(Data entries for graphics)
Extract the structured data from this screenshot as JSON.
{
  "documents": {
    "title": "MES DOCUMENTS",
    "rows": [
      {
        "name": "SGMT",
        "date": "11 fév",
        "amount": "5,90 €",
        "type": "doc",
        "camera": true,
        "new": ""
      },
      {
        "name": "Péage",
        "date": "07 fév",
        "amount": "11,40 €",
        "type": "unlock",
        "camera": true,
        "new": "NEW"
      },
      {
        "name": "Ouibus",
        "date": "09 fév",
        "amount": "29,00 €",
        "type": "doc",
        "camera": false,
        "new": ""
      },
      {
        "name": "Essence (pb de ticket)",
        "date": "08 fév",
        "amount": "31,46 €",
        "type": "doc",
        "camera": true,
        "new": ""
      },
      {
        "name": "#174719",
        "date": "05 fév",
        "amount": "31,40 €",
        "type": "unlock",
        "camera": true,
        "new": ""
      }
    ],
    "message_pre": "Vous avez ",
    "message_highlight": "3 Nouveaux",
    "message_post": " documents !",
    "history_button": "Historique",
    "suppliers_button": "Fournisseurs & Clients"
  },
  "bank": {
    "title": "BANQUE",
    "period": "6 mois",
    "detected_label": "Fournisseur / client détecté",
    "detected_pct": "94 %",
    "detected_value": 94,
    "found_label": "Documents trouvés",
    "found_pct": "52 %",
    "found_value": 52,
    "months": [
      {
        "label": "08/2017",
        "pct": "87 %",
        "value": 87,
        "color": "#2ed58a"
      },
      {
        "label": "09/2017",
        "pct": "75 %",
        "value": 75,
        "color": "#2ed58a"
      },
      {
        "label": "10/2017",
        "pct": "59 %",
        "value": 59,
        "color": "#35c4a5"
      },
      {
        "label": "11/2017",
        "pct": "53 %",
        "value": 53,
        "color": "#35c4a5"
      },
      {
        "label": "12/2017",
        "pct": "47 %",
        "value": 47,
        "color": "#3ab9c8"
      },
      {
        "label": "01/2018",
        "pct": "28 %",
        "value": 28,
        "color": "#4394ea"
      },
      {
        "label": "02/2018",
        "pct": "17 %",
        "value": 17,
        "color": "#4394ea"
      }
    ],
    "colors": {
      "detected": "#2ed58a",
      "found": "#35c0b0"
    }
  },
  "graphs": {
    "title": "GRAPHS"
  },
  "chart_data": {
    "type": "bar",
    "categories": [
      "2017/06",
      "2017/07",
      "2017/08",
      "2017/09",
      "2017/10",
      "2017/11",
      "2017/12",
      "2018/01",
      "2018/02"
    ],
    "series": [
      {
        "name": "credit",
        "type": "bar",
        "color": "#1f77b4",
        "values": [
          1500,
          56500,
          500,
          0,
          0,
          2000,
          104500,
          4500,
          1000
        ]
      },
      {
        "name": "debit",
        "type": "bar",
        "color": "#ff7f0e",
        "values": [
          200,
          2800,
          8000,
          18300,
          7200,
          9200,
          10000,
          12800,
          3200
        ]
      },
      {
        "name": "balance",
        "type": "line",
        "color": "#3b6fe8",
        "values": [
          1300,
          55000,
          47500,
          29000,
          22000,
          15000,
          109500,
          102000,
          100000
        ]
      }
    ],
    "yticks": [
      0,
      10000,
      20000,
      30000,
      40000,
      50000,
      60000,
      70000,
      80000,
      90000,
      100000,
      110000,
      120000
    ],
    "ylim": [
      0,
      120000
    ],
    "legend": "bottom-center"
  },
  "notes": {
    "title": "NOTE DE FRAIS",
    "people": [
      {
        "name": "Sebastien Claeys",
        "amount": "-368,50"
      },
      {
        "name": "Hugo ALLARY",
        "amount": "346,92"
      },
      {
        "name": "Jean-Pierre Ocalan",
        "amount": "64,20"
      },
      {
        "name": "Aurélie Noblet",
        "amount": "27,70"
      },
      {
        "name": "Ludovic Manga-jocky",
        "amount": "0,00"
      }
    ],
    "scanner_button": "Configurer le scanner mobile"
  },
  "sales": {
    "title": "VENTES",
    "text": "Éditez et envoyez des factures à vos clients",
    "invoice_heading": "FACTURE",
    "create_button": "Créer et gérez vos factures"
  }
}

● **WHAT THE TASK ASKS**:
Recopy the entries above exactly, with every line included.

● **WRITTEN ANSWER**:
Extract the structured data from this screenshot as JSON.
{
  "documents": {
    "title": "MES DOCUMENTS",
    "rows": [
      {
        "name": "SGMT",
        "date": "11 fév",
        "amount": "5,90 €",
        "type": "doc",
        "camera": true,
        "new": ""
      },
      {
        "name": "Péage",
        "date": "07 fév",
        "amount": "11,40 €",
        "type": "unlock",
        "camera": true,
        "new": "NEW"
      },
      {
        "name": "Ouibus",
        "date": "09 fév",
        "amount": "29,00 €",
        "type": "doc",
        "camera": false,
        "new": ""
      },
      {
        "name": "Essence (pb de ticket)",
        "date": "08 fév",
        "amount": "31,46 €",
        "type": "doc",
        "camera": true,
        "new": ""
      },
      {
        "name": "#174719",
        "date": "05 fév",
        "amount": "31,40 €",
        "type": "unlock",
        "camera": true,
        "new": ""
      }
    ],
    "message_pre": "Vous avez ",
    "message_highlight": "3 Nouveaux",
    "message_post": " documents !",
    "history_button": "Historique",
    "suppliers_button": "Fournisseurs & Clients"
  },
  "bank": {
    "title": "BANQUE",
    "period": "6 mois",
    "detected_label": "Fournisseur / client détecté",
    "detected_pct": "94 %",
    "detected_value": 94,
    "found_label": "Documents trouvés",
    "found_pct": "52 %",
    "found_value": 52,
    "months": [
      {
        "label": "08/2017",
        "pct": "87 %",
        "value": 87,
        "color": "#2ed58a"
      },
      {
        "label": "09/2017",
        "pct": "75 %",
        "value": 75,
        "color": "#2ed58a"
      },
      {
        "label": "10/2017",
        "pct": "59 %",
        "value": 59,
        "color": "#35c4a5"
      },
      {
        "label": "11/2017",
        "pct": "53 %",
        "value": 53,
        "color": "#35c4a5"
      },
      {
        "label": "12/2017",
        "pct": "47 %",
        "value": 47,
        "color": "#3ab9c8"
      },
      {
        "label": "01/2018",
        "pct": "28 %",
        "value": 28,
        "color": "#4394ea"
      },
      {
        "label": "02/2018",
        "pct": "17 %",
        "value": 17,
        "color": "#4394ea"
      }
    ],
    "colors": {
      "detected": "#2ed58a",
      "found": "#35c0b0"
    }
  },
  "graphs": {
    "title": "GRAPHS"
  },
  "chart_data": {
    "type": "bar",
    "categories": [
      "2017/06",
      "2017/07",
      "2017/08",
      "2017/09",
      "2017/10",
      "2017/11",
      "2017/12",
      "2018/01",
      "2018/02"
    ],
    "series": [
      {
        "name": "credit",
        "type": "bar",
        "color": "#1f77b4",
        "values": [
          1500,
          56500,
          500,
          0,
          0,
          2000,
          104500,
          4500,
          1000
        ]
      },
      {
        "name": "debit",
        "type": "bar",
        "color": "#ff7f0e",
        "values": [
          200,
          2800,
          8000,
          18300,
          7200,
          9200,
          10000,
          12800,
          3200
        ]
      },
      {
        "name": "balance",
        "type": "line",
        "color": "#3b6fe8",
        "values": [
          1300,
          55000,
          47500,
          29000,
          22000,
          15000,
          109500,
          102000,
          100000
        ]
      }
    ],
    "yticks": [
      0,
      10000,
      20000,
      30000,
      40000,
      50000,
      60000,
      70000,
      80000,
      90000,
      100000,
      110000,
      120000
    ],
    "ylim": [
      0,
      120000
    ],
    "legend": "bottom-center"
  },
  "notes": {
    "title": "NOTE DE FRAIS",
    "people": [
      {
        "name": "Sebastien Claeys",
        "amount": "-368,50"
      },
      {
        "name": "Hugo ALLARY",
        "amount": "346,92"
      },
      {
        "name": "Jean-Pierre Ocalan",
        "amount": "64,20"
      },
      {
        "name": "Aurélie Noblet",
        "amount": "27,70"
      },
      {
        "name": "Ludovic Manga-jocky",
        "amount": "0,00"
      }
    ],
    "scanner_button": "Configurer le scanner mobile"
  },
  "sales": {
    "title": "VENTES",
    "text": "Éditez et envoyez des factures à vos clients",
    "invoice_heading": "FACTURE",
    "create_button": "Créer et gérez vos factures"
  }
}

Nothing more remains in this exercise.